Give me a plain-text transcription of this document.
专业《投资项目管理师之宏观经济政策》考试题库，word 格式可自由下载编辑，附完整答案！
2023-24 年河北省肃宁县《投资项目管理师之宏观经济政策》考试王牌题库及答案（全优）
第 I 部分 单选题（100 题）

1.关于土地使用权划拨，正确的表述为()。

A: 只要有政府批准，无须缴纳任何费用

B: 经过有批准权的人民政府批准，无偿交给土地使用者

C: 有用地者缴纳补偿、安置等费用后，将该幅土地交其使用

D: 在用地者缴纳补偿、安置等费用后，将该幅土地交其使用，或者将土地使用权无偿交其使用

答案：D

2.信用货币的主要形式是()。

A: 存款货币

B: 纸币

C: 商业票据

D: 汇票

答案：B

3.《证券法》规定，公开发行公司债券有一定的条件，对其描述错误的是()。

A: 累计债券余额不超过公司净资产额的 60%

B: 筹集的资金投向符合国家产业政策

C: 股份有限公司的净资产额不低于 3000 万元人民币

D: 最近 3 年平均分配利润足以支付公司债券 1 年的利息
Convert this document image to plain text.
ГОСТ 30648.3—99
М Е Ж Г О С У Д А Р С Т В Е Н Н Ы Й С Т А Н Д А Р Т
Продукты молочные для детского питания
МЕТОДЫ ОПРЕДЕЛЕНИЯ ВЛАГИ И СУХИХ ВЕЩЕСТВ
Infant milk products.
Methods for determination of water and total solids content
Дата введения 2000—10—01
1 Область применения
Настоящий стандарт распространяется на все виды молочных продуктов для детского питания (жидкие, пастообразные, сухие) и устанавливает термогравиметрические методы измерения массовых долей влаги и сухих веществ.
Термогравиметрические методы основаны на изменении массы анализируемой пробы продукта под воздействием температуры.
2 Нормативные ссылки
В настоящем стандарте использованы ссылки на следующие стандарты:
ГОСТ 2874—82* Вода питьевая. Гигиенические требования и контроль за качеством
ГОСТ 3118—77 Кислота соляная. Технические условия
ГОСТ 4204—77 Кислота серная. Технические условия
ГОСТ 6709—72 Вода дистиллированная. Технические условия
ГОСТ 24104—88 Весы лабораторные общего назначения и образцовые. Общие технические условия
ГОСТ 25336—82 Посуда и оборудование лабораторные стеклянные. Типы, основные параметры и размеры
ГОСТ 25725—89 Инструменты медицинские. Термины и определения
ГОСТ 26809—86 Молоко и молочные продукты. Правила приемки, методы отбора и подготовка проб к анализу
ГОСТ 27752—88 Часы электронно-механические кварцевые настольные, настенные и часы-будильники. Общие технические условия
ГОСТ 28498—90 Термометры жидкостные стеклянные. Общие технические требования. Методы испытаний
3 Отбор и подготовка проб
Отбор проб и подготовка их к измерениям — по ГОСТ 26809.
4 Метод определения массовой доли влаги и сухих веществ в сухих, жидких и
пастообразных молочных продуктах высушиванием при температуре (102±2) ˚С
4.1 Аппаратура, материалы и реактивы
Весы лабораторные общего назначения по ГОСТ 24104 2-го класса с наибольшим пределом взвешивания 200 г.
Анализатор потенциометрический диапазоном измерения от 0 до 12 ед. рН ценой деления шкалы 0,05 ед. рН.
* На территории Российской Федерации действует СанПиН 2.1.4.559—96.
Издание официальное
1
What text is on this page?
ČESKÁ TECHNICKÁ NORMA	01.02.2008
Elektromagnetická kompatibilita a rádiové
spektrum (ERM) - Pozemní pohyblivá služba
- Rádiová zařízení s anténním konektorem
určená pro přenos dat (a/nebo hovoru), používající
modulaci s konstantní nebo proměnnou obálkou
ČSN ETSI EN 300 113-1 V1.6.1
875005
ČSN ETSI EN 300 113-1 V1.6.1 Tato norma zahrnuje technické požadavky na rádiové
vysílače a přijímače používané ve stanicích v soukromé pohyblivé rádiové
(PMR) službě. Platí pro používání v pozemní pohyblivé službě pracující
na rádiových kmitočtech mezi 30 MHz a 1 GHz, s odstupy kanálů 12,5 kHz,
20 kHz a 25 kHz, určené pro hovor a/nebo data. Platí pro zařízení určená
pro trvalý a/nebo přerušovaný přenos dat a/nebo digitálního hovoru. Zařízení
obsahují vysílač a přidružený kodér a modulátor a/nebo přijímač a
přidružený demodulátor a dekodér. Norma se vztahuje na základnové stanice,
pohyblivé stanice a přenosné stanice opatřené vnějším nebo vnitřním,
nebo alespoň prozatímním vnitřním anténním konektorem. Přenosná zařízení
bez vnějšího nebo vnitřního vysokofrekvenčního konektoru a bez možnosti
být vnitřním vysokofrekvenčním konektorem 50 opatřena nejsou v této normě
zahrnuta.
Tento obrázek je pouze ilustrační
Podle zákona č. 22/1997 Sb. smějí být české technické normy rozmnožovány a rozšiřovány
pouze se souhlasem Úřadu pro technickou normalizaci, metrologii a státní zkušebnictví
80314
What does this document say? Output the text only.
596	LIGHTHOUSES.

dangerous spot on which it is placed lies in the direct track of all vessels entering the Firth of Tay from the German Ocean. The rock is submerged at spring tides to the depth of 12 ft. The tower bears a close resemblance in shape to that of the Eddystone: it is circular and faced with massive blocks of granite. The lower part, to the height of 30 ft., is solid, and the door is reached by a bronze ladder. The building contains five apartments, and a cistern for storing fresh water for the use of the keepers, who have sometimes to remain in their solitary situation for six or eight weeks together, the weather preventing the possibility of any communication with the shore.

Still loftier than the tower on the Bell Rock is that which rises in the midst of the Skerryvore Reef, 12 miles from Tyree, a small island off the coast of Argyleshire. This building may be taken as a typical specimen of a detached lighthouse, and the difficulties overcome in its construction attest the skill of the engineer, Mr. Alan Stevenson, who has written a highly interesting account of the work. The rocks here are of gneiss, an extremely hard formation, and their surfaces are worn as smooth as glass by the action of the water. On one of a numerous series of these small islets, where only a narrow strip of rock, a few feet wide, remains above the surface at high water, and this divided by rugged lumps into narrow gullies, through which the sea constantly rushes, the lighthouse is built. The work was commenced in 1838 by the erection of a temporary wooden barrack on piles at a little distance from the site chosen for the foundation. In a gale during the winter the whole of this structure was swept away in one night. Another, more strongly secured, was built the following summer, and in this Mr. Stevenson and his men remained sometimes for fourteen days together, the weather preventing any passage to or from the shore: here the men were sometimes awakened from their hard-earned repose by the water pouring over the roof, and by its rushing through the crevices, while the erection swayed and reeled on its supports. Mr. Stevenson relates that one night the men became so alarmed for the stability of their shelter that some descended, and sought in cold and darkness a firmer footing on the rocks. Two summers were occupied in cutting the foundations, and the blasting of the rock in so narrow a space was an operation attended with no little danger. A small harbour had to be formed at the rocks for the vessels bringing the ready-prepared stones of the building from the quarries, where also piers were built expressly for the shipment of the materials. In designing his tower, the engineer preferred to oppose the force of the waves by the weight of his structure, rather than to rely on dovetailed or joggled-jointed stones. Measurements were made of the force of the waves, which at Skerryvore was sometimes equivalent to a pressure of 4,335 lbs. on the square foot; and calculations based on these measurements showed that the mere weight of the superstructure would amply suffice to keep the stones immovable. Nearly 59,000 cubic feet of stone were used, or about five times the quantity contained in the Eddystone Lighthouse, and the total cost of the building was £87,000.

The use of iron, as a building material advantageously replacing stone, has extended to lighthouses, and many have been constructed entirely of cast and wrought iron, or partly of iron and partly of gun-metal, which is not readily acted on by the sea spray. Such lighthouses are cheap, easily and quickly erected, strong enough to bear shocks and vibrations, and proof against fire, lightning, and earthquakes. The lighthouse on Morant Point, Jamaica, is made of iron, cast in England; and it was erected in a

= Brief =
Only lines with "общего" are wanted here; list each of them.

= Solution to this exercise =
ГОСТ 24104—88 Весы лабораторные общего назначения и образцовые. Общие технические условия
Весы лабораторные общего назначения по ГОСТ 24104 2-го класса с наибольшим пределом взвешивания 200 г.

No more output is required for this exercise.